Aim of the task> Return only the number of lines holding the word "with".

Extracted entries>
★ ★ ★
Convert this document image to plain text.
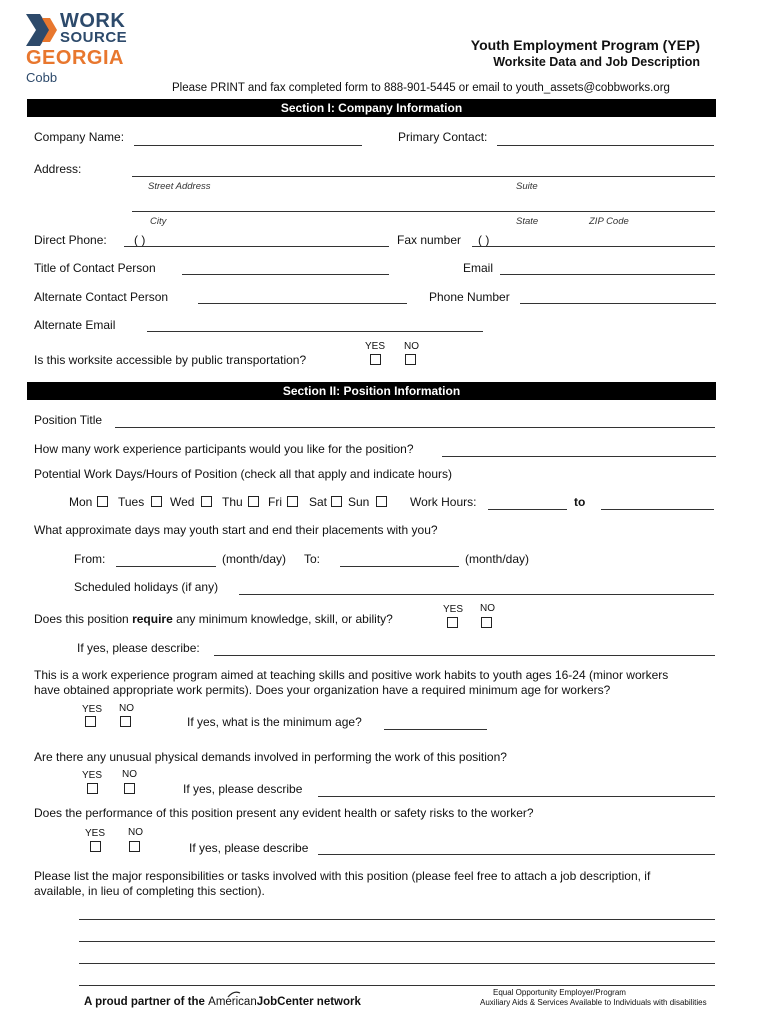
WORK
SOURCE
GEORGIA
Cobb
Youth Employment Program (YEP)
Worksite Data and Job Description
Please PRINT and fax completed form to 888-901-5445 or email to youth_assets@cobbworks.org
Section I: Company Information
Company Name:	Primary Contact:
Address:
Street Address	Suite
City	State	ZIP Code
Direct Phone: ( )	Fax number ( )
Title of Contact Person	Email
Alternate Contact Person	Phone Number
Alternate Email
Is this worksite accessible by public transportation?
YES NO
Section II: Position Information
Position Title
How many work experience participants would you like for the position?
Potential Work Days/Hours of Position (check all that apply and indicate hours)
Mon Tues Wed Thu Fri Sat Sun	Work Hours:	to
What approximate days may youth start and end their placements with you?
From:	(month/day) To:	(month/day)
Scheduled holidays (if any)
Does this position require any minimum knowledge, skill, or ability?
YES NO
If yes, please describe:
This is a work experience program aimed at teaching skills and positive work habits to youth ages 16-24 (minor workers
have obtained appropriate work permits). Does your organization have a required minimum age for workers?
YES NO
If yes, what is the minimum age?
Are there any unusual physical demands involved in performing the work of this position?
YES NO
If yes, please describe
Does the performance of this position present any evident health or safety risks to the worker?
YES NO
If yes, please describe
Please list the major responsibilities or tasks involved with this position (please feel free to attach a job description, if
available, in lieu of completing this section).
A proud partner of the AmericanJobCenter network
Equal Opportunity Employer/Program
Auxiliary Aids & Services Available to Individuals with disabilities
★ ★ ★
Finished task> 3